- Problem to work on
Which lines have the string "this"? Copy all of them from the entries below.

-- start of Exercise inputs --

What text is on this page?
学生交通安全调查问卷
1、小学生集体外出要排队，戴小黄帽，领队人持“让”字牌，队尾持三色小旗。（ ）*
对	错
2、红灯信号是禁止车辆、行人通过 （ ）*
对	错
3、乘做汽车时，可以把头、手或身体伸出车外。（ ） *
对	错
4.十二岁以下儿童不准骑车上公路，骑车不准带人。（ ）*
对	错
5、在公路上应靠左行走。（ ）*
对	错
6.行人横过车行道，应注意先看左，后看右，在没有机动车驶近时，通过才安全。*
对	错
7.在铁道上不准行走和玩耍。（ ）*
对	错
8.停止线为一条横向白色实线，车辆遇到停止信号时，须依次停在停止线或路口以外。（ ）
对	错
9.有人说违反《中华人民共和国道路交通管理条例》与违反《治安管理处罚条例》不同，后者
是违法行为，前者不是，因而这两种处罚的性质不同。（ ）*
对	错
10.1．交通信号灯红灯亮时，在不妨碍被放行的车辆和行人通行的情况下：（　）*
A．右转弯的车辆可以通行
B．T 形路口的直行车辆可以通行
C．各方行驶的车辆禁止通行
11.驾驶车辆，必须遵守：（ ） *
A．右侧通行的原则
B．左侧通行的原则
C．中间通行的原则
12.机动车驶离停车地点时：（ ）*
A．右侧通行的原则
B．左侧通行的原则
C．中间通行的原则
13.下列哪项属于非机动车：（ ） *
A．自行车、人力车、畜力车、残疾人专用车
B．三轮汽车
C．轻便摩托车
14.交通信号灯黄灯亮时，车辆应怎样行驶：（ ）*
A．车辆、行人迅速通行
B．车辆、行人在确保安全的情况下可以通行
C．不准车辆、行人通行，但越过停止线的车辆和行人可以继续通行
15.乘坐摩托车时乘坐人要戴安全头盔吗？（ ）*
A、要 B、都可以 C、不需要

-- end of Exercise inputs --
-- start of Exercise inputs --

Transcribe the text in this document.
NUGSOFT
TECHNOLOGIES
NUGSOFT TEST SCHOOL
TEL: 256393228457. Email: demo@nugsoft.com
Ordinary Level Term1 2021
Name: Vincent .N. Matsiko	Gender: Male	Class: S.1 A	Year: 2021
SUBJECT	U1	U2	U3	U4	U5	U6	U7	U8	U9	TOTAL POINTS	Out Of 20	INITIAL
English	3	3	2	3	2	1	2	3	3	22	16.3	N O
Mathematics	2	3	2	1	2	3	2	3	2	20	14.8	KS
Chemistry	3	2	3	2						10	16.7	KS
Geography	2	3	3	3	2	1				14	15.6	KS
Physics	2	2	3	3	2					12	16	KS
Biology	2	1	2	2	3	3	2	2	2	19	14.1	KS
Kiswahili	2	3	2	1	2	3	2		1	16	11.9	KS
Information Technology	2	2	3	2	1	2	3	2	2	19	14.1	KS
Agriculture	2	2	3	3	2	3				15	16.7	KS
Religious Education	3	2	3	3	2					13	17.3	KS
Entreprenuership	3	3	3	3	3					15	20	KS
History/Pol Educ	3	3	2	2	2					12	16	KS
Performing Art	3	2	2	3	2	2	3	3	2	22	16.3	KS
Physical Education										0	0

-- end of Exercise inputs --

- Reply
What text is on this page?
Transcribe the text in this document.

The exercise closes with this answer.